▸ Exercise details
Answer with one number: how many lines hold "image".

◆ ◆ ◆

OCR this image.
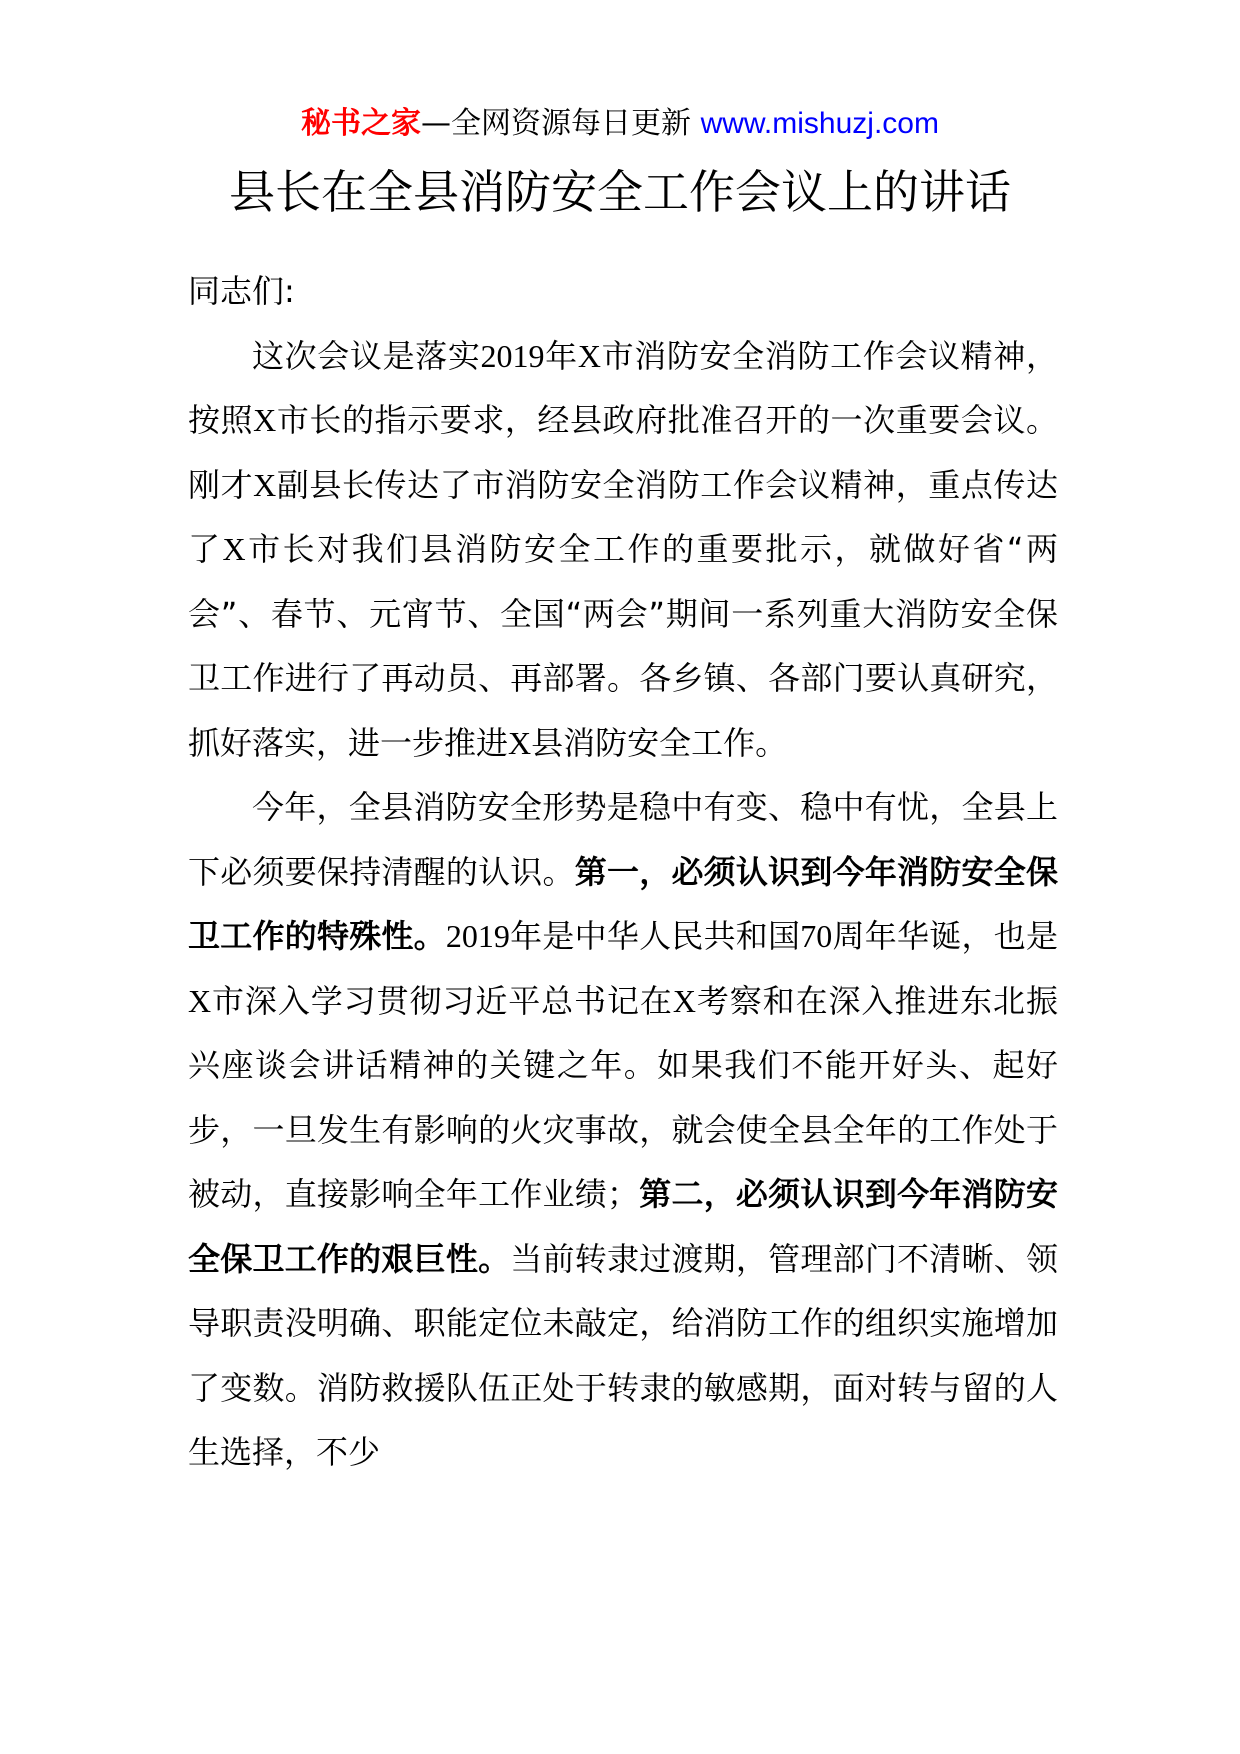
秘书之家—全网资源每日更新 www.mishuzj.com
县长在全县消防安全工作会议上的讲话

同志们:

这次会议是落实2019年X市消防安全消防工作会议精神，按照X市长的指示要求，经县政府批准召开的一次重要会议。刚才X副县长传达了市消防安全消防工作会议精神，重点传达了X市长对我们县消防安全工作的重要批示，就做好省“两会”、春节、元宵节、全国“两会”期间一系列重大消防安全保卫工作进行了再动员、再部署。各乡镇、各部门要认真研究，抓好落实，进一步推进X县消防安全工作。

今年，全县消防安全形势是稳中有变、稳中有忧，全县上下必须要保持清醒的认识。第一，必须认识到今年消防安全保卫工作的特殊性。2019年是中华人民共和国70周年华诞，也是X市深入学习贯彻习近平总书记在X考察和在深入推进东北振兴座谈会讲话精神的关键之年。如果我们不能开好头、起好步，一旦发生有影响的火灾事故，就会使全县全年的工作处于被动，直接影响全年工作业绩；第二，必须认识到今年消防安全保卫工作的艰巨性。当前转隶过渡期，管理部门不清晰、领导职责没明确、职能定位未敲定，给消防工作的组织实施增加了变数。消防救援队伍正处于转隶的敏感期，面对转与留的人生选择，不少
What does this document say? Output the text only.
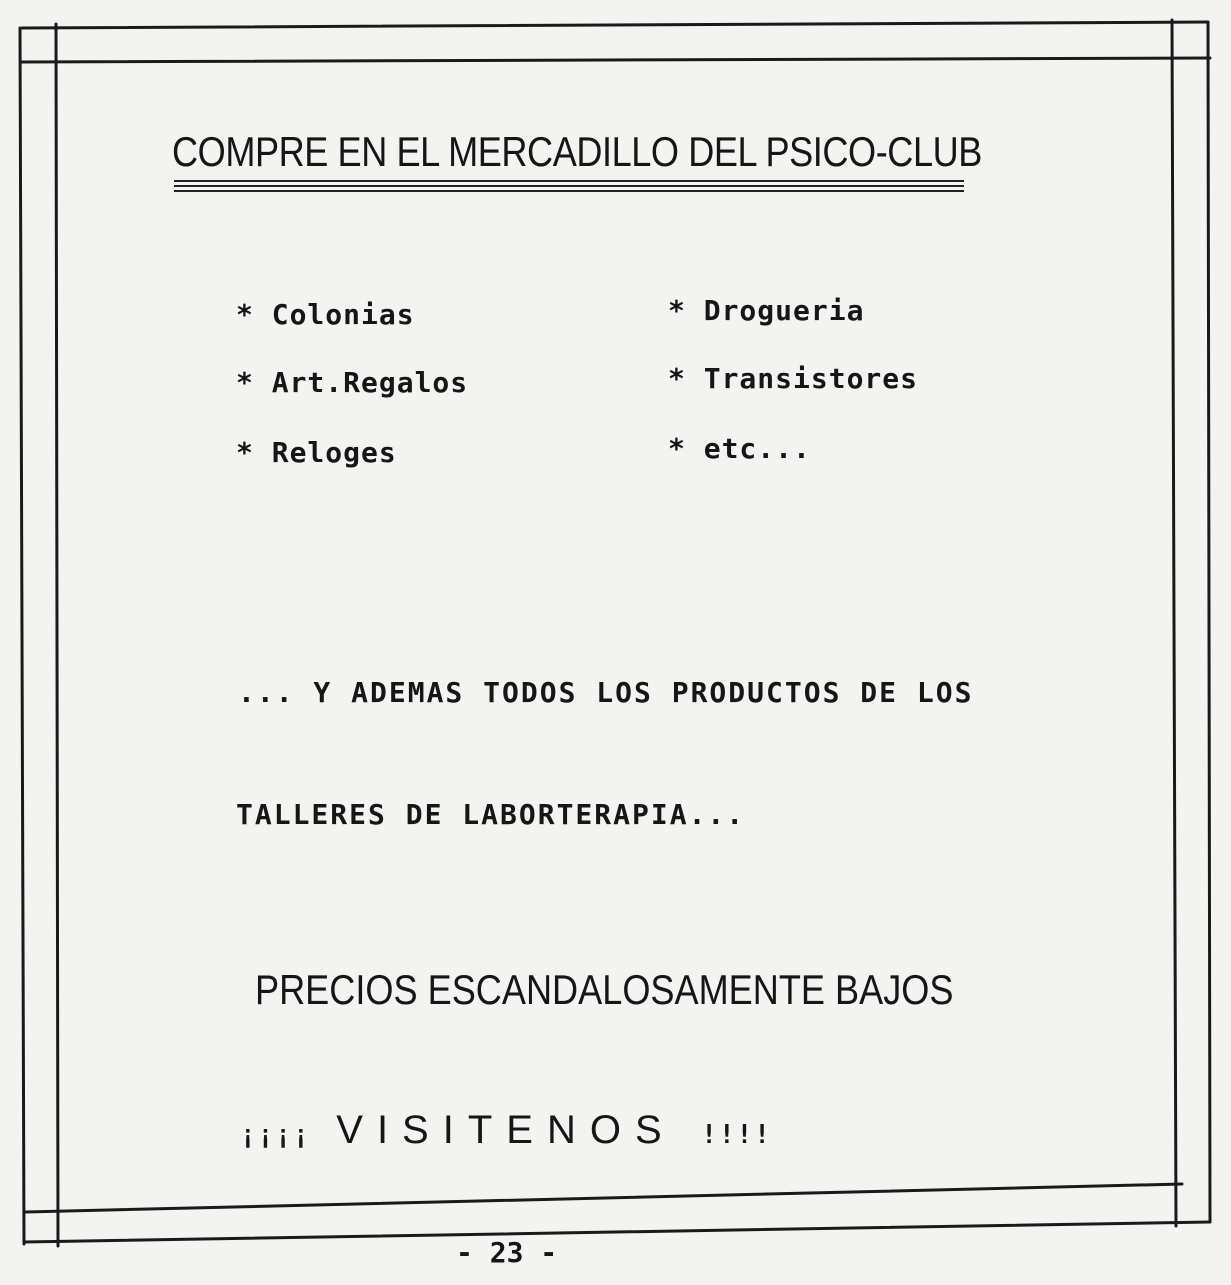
COMPRE EN EL MERCADILLO DEL PSICO-CLUB
* Colonias
* Art.Regalos
* Reloges
* Drogueria
* Transistores
* etc...
... Y ADEMAS TODOS LOS PRODUCTOS DE LOS
TALLERES DE LABORTERAPIA...
PRECIOS ESCANDALOSAMENTE BAJOS
¡¡¡¡ VISITENOS !!!!
- 23 -
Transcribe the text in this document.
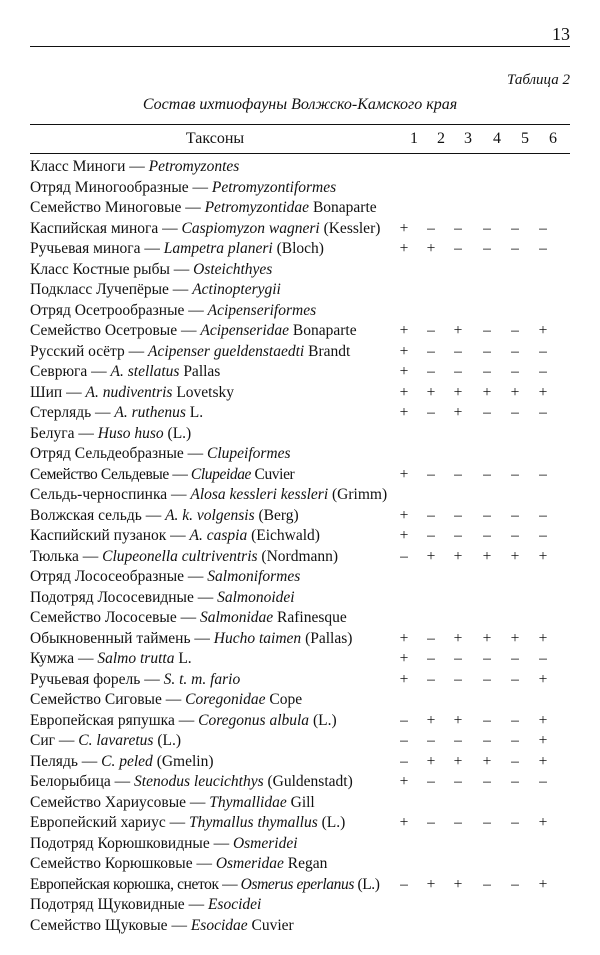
13
Таблица 2
Состав ихтиофауны Волжско-Камского края
Таксоны	1	2	3	4	5	6
Класс Миноги — Petromyzontes
Отряд Миногообразные — Petromyzontiformes
Семейство Миноговые — Petromyzontidae Bonaparte
Каспийская минога — Caspiomyzon wagneri (Kessler)	+	–	–	–	–	–
Ручьевая минога — Lampetra planeri (Bloch)	+	+	–	–	–	–
Класс Костные рыбы — Osteichthyes
Подкласс Лучепёрые — Actinopterygii
Отряд Осетрообразные — Acipenseriformes
Семейство Осетровые — Acipenseridae Bonaparte	+	–	+	–	–	+
Русский осётр — Acipenser gueldenstaedti Brandt	+	–	–	–	–	–
Севрюга — A. stellatus Pallas	+	–	–	–	–	–
Шип — A. nudiventris Lovetsky	+	+	+	+	+	+
Стерлядь — A. ruthenus L.	+	–	+	–	–	–
Белуга — Huso huso (L.)
Отряд Сельдеобразные — Clupeiformes
Семейство Сельдевые — Clupeidae Cuvier	+	–	–	–	–	–
Сельдь-черноспинка — Alosa kessleri kessleri (Grimm)
Волжская сельдь — A. k. volgensis (Berg)	+	–	–	–	–	–
Каспийский пузанок — A. caspia (Eichwald)	+	–	–	–	–	–
Тюлька — Clupeonella cultriventris (Nordmann)	–	+	+	+	+	+
Отряд Лососеобразные — Salmoniformes
Подотряд Лососевидные — Salmonoidei
Семейство Лососевые — Salmonidae Rafinesque
Обыкновенный таймень — Hucho taimen (Pallas)	+	–	+	+	+	+
Кумжа — Salmo trutta L.	+	–	–	–	–	–
Ручьевая форель — S. t. m. fario	+	–	–	–	–	+
Семейство Сиговые — Coregonidae Cope
Европейская ряпушка — Coregonus albula (L.)	–	+	+	–	–	+
Сиг — C. lavaretus (L.)	–	–	–	–	–	+
Пелядь — C. peled (Gmelin)	–	+	+	+	–	+
Белорыбица — Stenodus leucichthys (Guldenstadt)	+	–	–	–	–	–
Семейство Хариусовые — Thymallidae Gill
Европейский хариус — Thymallus thymallus (L.)	+	–	–	–	–	+
Подотряд Корюшковидные — Osmeridei
Семейство Корюшковые — Osmeridae Regan
Европейская корюшка, снеток — Osmerus eperlanus (L.)	–	+	+	–	–	+
Подотряд Щуковидные — Esocidei
Семейство Щуковые — Esocidae Cuvier
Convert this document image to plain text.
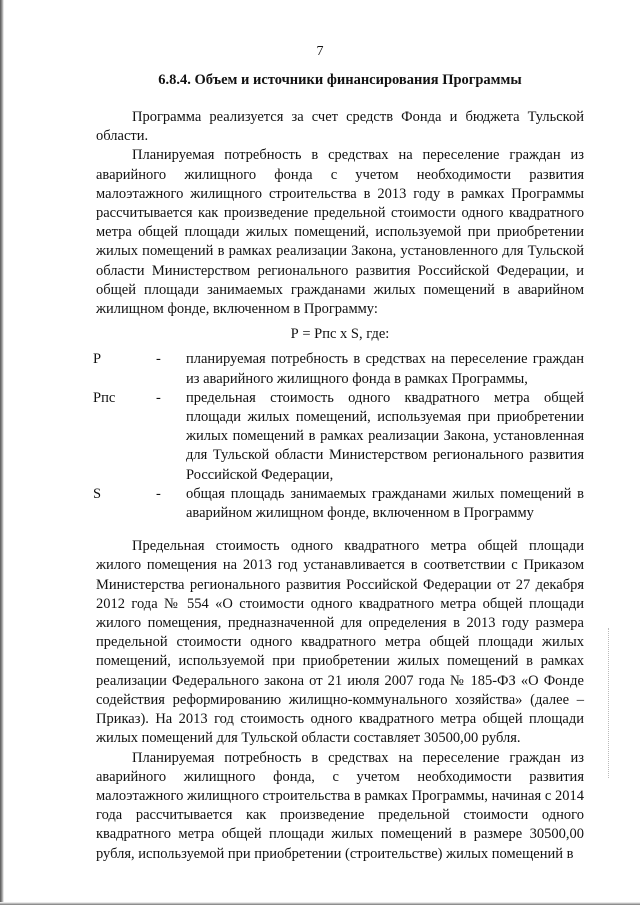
7
6.8.4. Объем и источники финансирования Программы

Программа реализуется за счет средств Фонда и бюджета Тульской области.

Планируемая потребность в средствах на переселение граждан из аварийного жилищного фонда с учетом необходимости развития малоэтажного жилищного строительства в 2013 году в рамках Программы рассчитывается как произведение предельной стоимости одного квадратного метра общей площади жилых помещений, используемой при приобретении жилых помещений в рамках реализации Закона, установленного для Тульской области Министерством регионального развития Российской Федерации, и общей площади занимаемых гражданами жилых помещений в аварийном жилищном фонде, включенном в Программу:

Р = Рпс х S, где:

Р	-	планируемая потребность в средствах на переселение граждан из аварийного жилищного фонда в рамках Программы,
Рпс	-	предельная стоимость одного квадратного метра общей площади жилых помещений, используемая при приобретении жилых помещений в рамках реализации Закона, установленная для Тульской области Министерством регионального развития Российской Федерации,
S	-	общая площадь занимаемых гражданами жилых помещений в аварийном жилищном фонде, включенном в Программу

Предельная стоимость одного квадратного метра общей площади жилого помещения на 2013 год устанавливается в соответствии с Приказом Министерства регионального развития Российской Федерации от 27 декабря 2012 года № 554 «О стоимости одного квадратного метра общей площади жилого помещения, предназначенной для определения в 2013 году размера предельной стоимости одного квадратного метра общей площади жилых помещений, используемой при приобретении жилых помещений в рамках реализации Федерального закона от 21 июля 2007 года № 185-ФЗ «О Фонде содействия реформированию жилищно-коммунального хозяйства» (далее – Приказ). На 2013 год стоимость одного квадратного метра общей площади жилых помещений для Тульской области составляет 30500,00 рубля.

Планируемая потребность в средствах на переселение граждан из аварийного жилищного фонда, с учетом необходимости развития малоэтажного жилищного строительства в рамках Программы, начиная с 2014 года рассчитывается как произведение предельной стоимости одного квадратного метра общей площади жилых помещений в размере 30500,00 рубля, используемой при приобретении (строительстве) жилых помещений в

◆ ◆ ◆

▸ Solved problem
2